Dataset entries on figures:
•••

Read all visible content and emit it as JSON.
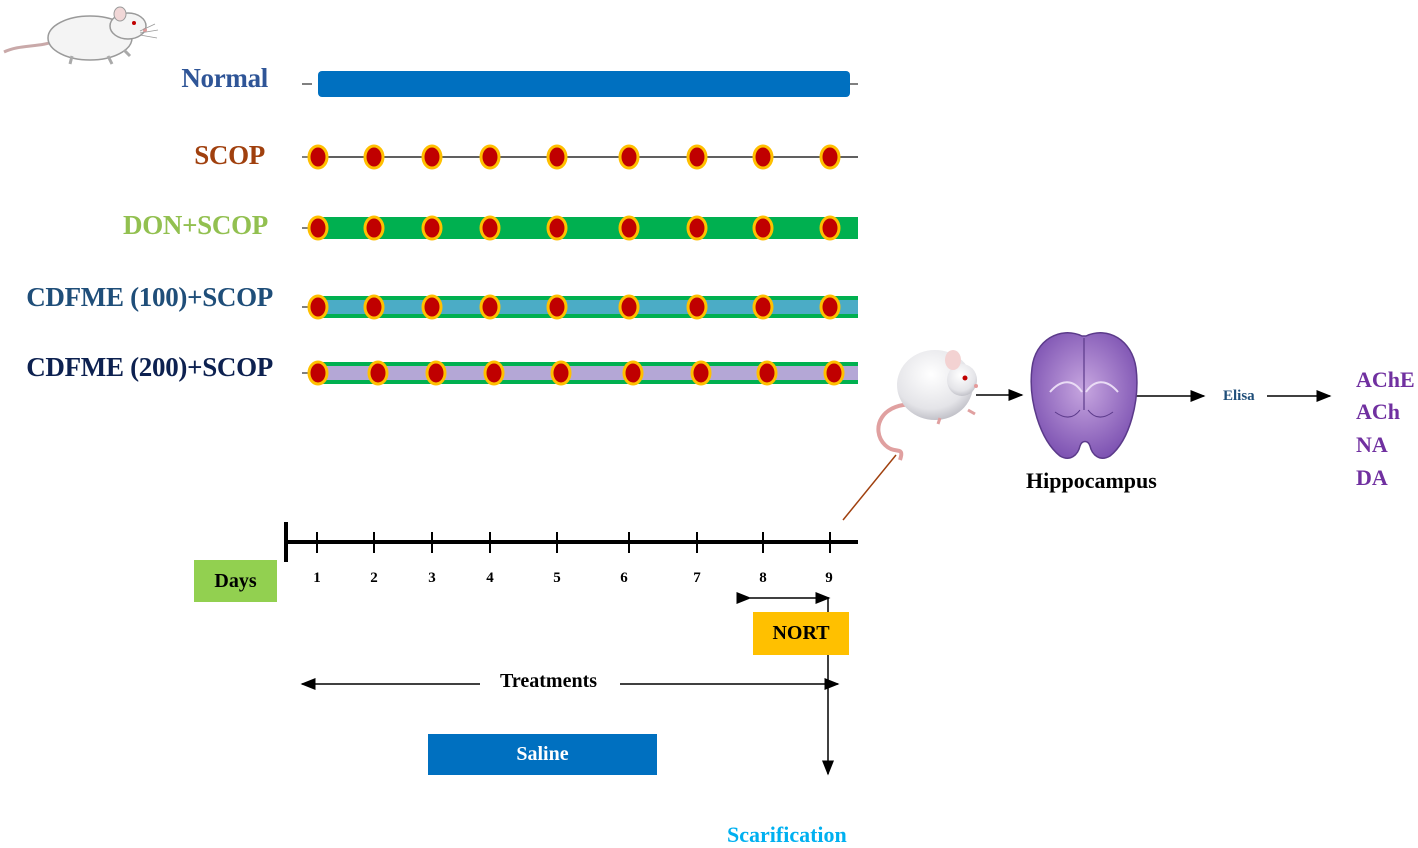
{
  "groups": [
    {
      "label": "Normal",
      "color": "#2f5597",
      "bar": "solid-blue"
    },
    {
      "label": "SCOP",
      "color": "#a0400e",
      "bar": "line-dots"
    },
    {
      "label": "DON+SCOP",
      "color": "#92c050",
      "bar": "green-dots"
    },
    {
      "label": "CDFME (100)+SCOP",
      "color": "#1f4e79",
      "bar": "teal-dots"
    },
    {
      "label": "CDFME (200)+SCOP",
      "color": "#0d2150",
      "bar": "lavender-dots"
    }
  ],
  "colors": {
    "normal_bar": "#0070c0",
    "green_bar": "#00b050",
    "teal_fill": "#4bacc6",
    "lavender_fill": "#b4a7d6",
    "dose_dot_fill": "#c00000",
    "dose_dot_ring": "#ffc000",
    "days_box": "#92d050",
    "nort_box": "#ffc000",
    "saline_box": "#0070c0",
    "scarification": "#00b0f0",
    "markers": "#7030a0"
  },
  "timeline": {
    "days_label": "Days",
    "days": [
      "1",
      "2",
      "3",
      "4",
      "5",
      "6",
      "7",
      "8",
      "9"
    ]
  },
  "nort_label": "NORT",
  "treatments_label": "Treatments",
  "saline_label": "Saline",
  "scarification_label": "Scarification",
  "pipeline": {
    "tissue_label": "Hippocampus",
    "assay_label": "Elisa",
    "markers": [
      "AChE",
      "ACh",
      "NA",
      "DA"
    ]
  },
  "icons": {
    "small_rat": "rat-icon",
    "big_rat": "rat-icon",
    "brain": "brain-section-icon"
  }
}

•••

PROBLEM DESCRIPTION: Determine the number of lines in the preceding data that contain the word "CDFME". Reply with that number only.

EXERCISE SOLUTION: 2